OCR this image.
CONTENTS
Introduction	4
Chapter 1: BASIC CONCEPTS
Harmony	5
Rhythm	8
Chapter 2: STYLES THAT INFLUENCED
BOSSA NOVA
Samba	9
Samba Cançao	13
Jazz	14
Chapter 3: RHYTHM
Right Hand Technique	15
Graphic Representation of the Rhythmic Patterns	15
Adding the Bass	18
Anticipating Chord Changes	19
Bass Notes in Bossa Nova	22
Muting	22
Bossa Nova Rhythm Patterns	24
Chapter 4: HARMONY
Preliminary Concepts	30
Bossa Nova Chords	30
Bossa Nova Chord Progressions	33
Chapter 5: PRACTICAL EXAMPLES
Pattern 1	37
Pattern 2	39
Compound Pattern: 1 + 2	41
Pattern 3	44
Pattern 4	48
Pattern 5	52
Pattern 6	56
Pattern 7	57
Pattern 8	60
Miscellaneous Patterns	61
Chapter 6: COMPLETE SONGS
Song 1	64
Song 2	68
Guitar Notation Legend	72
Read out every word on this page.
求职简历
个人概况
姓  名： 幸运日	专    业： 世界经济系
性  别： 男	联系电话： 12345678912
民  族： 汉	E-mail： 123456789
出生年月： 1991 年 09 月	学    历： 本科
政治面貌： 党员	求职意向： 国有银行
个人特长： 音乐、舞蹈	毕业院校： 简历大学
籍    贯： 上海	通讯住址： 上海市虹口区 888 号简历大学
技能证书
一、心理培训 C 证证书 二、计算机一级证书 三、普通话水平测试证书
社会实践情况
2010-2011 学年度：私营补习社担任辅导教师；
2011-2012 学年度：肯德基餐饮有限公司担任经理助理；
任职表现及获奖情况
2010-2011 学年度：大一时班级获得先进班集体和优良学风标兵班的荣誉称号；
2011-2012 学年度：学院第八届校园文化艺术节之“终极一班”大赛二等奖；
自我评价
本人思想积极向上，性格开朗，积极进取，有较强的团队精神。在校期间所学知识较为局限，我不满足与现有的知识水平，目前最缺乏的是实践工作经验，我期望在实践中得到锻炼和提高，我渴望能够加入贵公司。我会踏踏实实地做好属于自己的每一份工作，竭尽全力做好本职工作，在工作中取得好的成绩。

==================================================

• [Task details] Nothing should be changed: write out all of the data as is.

• [Finished task]
OCR this image.
CONTENTS
Introduction	4
Chapter 1: BASIC CONCEPTS
Harmony	5
Rhythm	8
Chapter 2: STYLES THAT INFLUENCED
BOSSA NOVA
Samba	9
Samba Cançao	13
Jazz	14
Chapter 3: RHYTHM
Right Hand Technique	15
Graphic Representation of the Rhythmic Patterns	15
Adding the Bass	18
Anticipating Chord Changes	19
Bass Notes in Bossa Nova	22
Muting	22
Bossa Nova Rhythm Patterns	24
Chapter 4: HARMONY
Preliminary Concepts	30
Bossa Nova Chords	30
Bossa Nova Chord Progressions	33
Chapter 5: PRACTICAL EXAMPLES
Pattern 1	37
Pattern 2	39
Compound Pattern: 1 + 2	41
Pattern 3	44
Pattern 4	48
Pattern 5	52
Pattern 6	56
Pattern 7	57
Pattern 8	60
Miscellaneous Patterns	61
Chapter 6: COMPLETE SONGS
Song 1	64
Song 2	68
Guitar Notation Legend	72
Read out every word on this page.
求职简历
个人概况
姓  名： 幸运日	专    业： 世界经济系
性  别： 男	联系电话： 12345678912
民  族： 汉	E-mail： 123456789
出生年月： 1991 年 09 月	学    历： 本科
政治面貌： 党员	求职意向： 国有银行
个人特长： 音乐、舞蹈	毕业院校： 简历大学
籍    贯： 上海	通讯住址： 上海市虹口区 888 号简历大学
技能证书
一、心理培训 C 证证书 二、计算机一级证书 三、普通话水平测试证书
社会实践情况
2010-2011 学年度：私营补习社担任辅导教师；
2011-2012 学年度：肯德基餐饮有限公司担任经理助理；
任职表现及获奖情况
2010-2011 学年度：大一时班级获得先进班集体和优良学风标兵班的荣誉称号；
2011-2012 学年度：学院第八届校园文化艺术节之“终极一班”大赛二等奖；
自我评价
本人思想积极向上，性格开朗，积极进取，有较强的团队精神。在校期间所学知识较为局限，我不满足与现有的知识水平，目前最缺乏的是实践工作经验，我期望在实践中得到锻炼和提高，我渴望能够加入贵公司。我会踏踏实实地做好属于自己的每一份工作，竭尽全力做好本职工作，在工作中取得好的成绩。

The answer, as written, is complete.